Scan the lines below for the word "University". Copy each line you find it in.

## begin Input data

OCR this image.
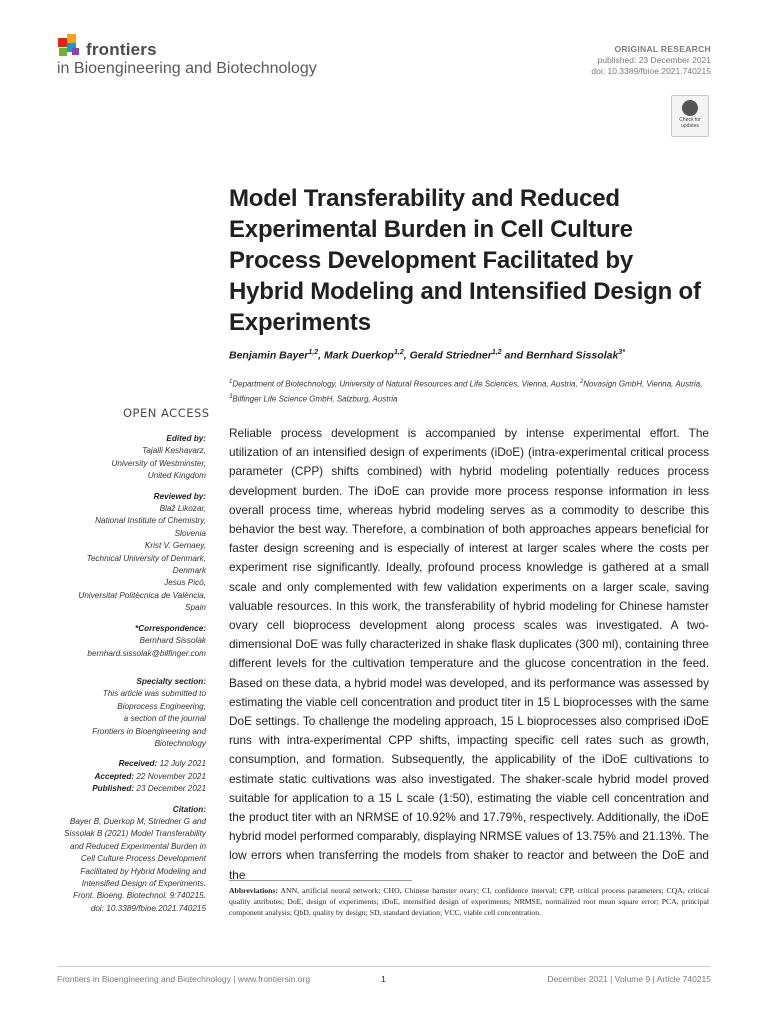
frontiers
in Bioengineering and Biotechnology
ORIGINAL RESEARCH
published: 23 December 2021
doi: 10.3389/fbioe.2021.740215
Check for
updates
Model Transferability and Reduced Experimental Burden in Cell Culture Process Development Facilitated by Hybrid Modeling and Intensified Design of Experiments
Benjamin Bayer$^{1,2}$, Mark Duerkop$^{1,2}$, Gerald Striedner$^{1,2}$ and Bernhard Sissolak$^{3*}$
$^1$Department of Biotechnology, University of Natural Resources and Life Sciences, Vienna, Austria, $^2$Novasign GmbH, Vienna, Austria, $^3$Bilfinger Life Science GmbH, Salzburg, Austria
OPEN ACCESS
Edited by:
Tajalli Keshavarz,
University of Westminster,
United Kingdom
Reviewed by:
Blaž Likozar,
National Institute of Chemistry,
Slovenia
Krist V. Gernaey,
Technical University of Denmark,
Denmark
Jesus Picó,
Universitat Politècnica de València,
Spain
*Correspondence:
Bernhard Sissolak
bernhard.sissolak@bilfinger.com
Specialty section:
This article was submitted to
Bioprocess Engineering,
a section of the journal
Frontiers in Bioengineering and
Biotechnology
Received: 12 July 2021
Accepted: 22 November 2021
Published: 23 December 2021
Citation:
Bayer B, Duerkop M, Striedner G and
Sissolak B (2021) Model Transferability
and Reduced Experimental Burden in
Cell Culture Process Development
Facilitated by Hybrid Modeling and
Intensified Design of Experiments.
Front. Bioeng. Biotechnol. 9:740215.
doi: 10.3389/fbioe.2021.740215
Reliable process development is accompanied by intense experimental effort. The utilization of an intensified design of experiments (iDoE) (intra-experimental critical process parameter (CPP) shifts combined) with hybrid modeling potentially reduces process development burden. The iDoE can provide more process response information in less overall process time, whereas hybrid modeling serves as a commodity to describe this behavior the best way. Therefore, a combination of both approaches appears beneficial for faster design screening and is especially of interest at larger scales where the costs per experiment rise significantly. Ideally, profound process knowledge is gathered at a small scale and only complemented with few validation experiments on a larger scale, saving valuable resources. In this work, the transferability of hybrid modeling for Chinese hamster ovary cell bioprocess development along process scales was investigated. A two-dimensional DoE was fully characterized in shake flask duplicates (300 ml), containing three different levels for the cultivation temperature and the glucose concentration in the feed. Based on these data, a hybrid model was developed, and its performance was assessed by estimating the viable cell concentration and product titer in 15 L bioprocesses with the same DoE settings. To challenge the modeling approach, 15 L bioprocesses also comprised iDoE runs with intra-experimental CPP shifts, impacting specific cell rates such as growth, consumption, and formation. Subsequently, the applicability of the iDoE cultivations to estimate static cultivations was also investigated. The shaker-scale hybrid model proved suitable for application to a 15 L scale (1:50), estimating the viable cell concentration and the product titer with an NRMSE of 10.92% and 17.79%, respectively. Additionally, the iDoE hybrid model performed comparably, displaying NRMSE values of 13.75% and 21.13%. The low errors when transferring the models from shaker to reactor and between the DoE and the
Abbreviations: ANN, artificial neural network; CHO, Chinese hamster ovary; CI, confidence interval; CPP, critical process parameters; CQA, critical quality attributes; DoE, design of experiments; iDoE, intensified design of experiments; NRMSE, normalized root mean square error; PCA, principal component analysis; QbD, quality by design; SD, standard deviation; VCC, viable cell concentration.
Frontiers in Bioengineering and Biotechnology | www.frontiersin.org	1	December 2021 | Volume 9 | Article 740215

## end Input data
## begin Input data

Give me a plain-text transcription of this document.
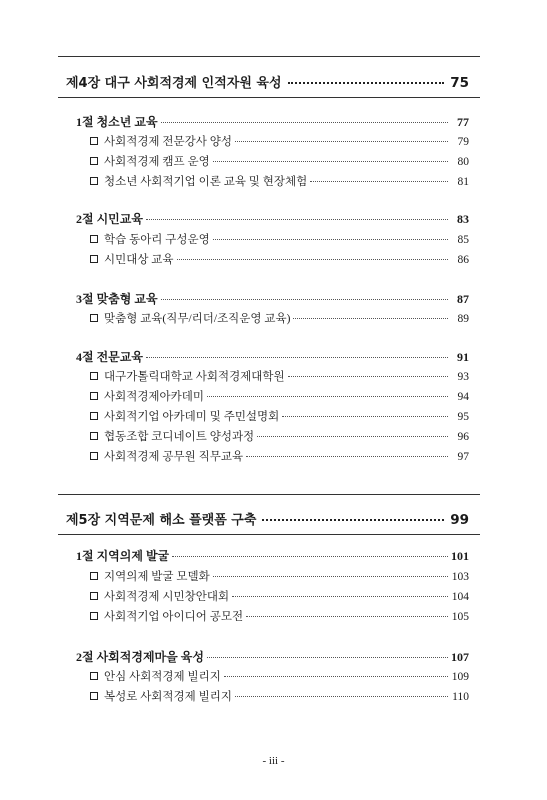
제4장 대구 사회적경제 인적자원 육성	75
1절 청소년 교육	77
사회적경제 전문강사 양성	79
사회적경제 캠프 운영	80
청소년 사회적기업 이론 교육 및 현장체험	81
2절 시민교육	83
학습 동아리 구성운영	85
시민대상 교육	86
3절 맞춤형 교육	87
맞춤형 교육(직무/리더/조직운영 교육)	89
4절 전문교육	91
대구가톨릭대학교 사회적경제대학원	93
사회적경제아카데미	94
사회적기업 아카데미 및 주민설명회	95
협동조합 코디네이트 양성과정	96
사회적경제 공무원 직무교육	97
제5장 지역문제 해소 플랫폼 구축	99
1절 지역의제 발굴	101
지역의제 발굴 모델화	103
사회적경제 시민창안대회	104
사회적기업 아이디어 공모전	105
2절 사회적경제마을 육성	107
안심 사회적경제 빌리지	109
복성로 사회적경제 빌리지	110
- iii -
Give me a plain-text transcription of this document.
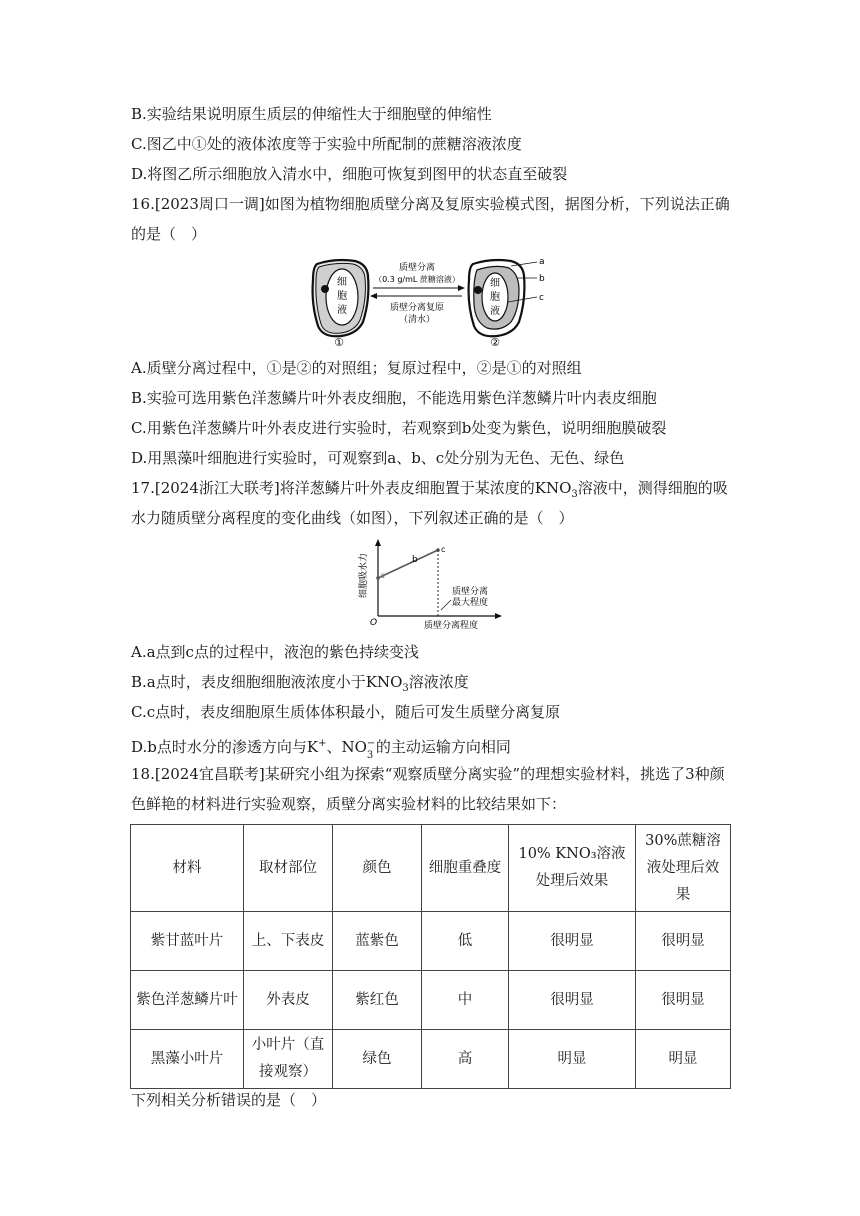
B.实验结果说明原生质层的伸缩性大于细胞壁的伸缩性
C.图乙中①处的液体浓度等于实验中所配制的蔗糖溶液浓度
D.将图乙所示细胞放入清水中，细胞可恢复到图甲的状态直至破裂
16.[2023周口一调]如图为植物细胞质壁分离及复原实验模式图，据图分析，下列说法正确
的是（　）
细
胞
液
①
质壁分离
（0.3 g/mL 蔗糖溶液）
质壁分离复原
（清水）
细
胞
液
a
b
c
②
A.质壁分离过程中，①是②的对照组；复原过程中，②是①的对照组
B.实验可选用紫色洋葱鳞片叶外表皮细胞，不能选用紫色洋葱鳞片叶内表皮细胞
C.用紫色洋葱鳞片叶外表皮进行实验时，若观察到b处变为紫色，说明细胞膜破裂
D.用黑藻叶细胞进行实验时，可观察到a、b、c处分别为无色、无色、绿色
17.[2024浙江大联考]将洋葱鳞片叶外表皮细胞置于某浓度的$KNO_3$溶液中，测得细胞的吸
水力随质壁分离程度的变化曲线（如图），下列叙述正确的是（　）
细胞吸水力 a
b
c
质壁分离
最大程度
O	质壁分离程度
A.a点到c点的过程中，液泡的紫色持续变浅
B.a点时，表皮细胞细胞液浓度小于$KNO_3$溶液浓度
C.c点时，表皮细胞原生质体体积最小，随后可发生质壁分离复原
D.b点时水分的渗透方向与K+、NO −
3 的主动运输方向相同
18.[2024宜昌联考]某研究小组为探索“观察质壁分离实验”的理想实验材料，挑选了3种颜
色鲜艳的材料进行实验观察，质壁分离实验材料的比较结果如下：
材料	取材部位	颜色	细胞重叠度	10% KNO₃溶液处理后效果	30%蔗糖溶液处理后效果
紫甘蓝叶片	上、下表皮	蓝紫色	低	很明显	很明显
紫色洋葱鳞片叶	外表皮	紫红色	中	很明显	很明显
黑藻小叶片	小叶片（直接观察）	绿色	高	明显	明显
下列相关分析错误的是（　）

## end Input data
## begin Input data

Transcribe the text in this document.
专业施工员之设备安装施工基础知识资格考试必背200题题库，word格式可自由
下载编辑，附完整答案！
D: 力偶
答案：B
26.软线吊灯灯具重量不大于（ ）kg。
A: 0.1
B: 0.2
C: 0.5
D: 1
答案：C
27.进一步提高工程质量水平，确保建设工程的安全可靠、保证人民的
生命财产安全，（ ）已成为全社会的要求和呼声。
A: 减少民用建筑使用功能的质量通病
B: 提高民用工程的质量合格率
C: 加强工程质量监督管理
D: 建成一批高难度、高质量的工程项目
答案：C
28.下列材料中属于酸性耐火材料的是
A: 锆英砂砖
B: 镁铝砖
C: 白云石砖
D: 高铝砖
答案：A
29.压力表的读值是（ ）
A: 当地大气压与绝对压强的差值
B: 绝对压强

## end Input data

# Exercise response:
$^1$Department of Biotechnology, University of Natural Resources and Life Sciences, Vienna, Austria, $^2$Novasign GmbH, Vienna, Austria, $^3$Bilfinger Life Science GmbH, Salzburg, Austria
University of Westminster,
Technical University of Denmark,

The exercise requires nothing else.